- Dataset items
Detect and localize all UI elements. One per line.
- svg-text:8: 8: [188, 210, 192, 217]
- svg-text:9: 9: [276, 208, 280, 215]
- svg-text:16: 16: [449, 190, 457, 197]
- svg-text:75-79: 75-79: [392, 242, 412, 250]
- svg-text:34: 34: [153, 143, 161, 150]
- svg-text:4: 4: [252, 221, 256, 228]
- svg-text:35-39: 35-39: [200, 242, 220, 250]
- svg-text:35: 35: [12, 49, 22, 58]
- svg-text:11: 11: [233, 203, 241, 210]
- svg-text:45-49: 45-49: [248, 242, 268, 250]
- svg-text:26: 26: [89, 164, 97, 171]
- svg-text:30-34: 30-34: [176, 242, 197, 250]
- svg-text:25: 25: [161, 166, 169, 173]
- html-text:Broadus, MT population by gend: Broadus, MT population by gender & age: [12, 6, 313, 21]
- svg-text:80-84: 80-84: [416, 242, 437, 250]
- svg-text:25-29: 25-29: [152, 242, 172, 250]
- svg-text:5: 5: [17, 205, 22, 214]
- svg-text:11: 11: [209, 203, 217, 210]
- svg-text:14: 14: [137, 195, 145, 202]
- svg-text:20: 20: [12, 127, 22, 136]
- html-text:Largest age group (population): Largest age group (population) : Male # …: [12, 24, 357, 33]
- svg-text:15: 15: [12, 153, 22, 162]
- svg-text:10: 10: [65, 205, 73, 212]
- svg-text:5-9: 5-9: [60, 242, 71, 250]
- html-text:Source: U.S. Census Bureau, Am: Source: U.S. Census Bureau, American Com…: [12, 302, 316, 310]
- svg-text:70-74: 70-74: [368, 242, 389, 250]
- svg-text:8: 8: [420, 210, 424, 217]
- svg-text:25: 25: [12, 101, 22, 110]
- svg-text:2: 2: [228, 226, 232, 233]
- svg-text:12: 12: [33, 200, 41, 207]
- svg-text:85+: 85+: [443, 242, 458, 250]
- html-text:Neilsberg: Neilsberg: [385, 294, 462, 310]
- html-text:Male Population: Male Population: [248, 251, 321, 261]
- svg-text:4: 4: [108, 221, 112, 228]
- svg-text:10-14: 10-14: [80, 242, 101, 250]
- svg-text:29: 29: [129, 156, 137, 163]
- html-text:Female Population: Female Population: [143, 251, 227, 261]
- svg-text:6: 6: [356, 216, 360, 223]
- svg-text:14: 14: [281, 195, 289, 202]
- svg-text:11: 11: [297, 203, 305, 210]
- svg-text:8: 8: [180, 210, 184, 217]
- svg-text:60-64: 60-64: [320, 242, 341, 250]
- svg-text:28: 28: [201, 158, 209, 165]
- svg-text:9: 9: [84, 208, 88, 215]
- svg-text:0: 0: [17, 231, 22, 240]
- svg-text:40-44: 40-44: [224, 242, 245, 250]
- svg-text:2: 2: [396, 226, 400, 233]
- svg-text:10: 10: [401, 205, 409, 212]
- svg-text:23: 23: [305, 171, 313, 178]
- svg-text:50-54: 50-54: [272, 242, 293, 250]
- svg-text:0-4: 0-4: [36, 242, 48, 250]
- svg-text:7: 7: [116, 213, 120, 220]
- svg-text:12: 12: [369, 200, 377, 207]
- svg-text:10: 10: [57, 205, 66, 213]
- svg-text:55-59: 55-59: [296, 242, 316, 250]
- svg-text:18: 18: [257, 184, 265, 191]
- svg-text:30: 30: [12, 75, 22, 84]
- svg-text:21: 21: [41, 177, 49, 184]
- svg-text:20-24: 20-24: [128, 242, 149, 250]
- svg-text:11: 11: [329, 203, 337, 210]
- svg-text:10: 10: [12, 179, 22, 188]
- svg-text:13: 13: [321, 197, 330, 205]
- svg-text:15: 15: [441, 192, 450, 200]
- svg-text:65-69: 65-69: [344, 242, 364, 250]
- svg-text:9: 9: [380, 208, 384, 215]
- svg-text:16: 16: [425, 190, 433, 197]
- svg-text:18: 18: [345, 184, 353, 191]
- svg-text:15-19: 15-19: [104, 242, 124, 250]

- WORK TO COMPLETE
Reproduce everything from the start of the records down to the line containing "- svg-text:34: 34: [153, 143, 161, 150]", replacing "localize" with "locate" and leaving the rest unchanged.

- RESPONSE TO THIS TASK
Detect and locate all UI elements. One per line.
- svg-text:8: 8: [188, 210, 192, 217]
- svg-text:9: 9: [276, 208, 280, 215]
- svg-text:16: 16: [449, 190, 457, 197]
- svg-text:75-79: 75-79: [392, 242, 412, 250]
- svg-text:34: 34: [153, 143, 161, 150]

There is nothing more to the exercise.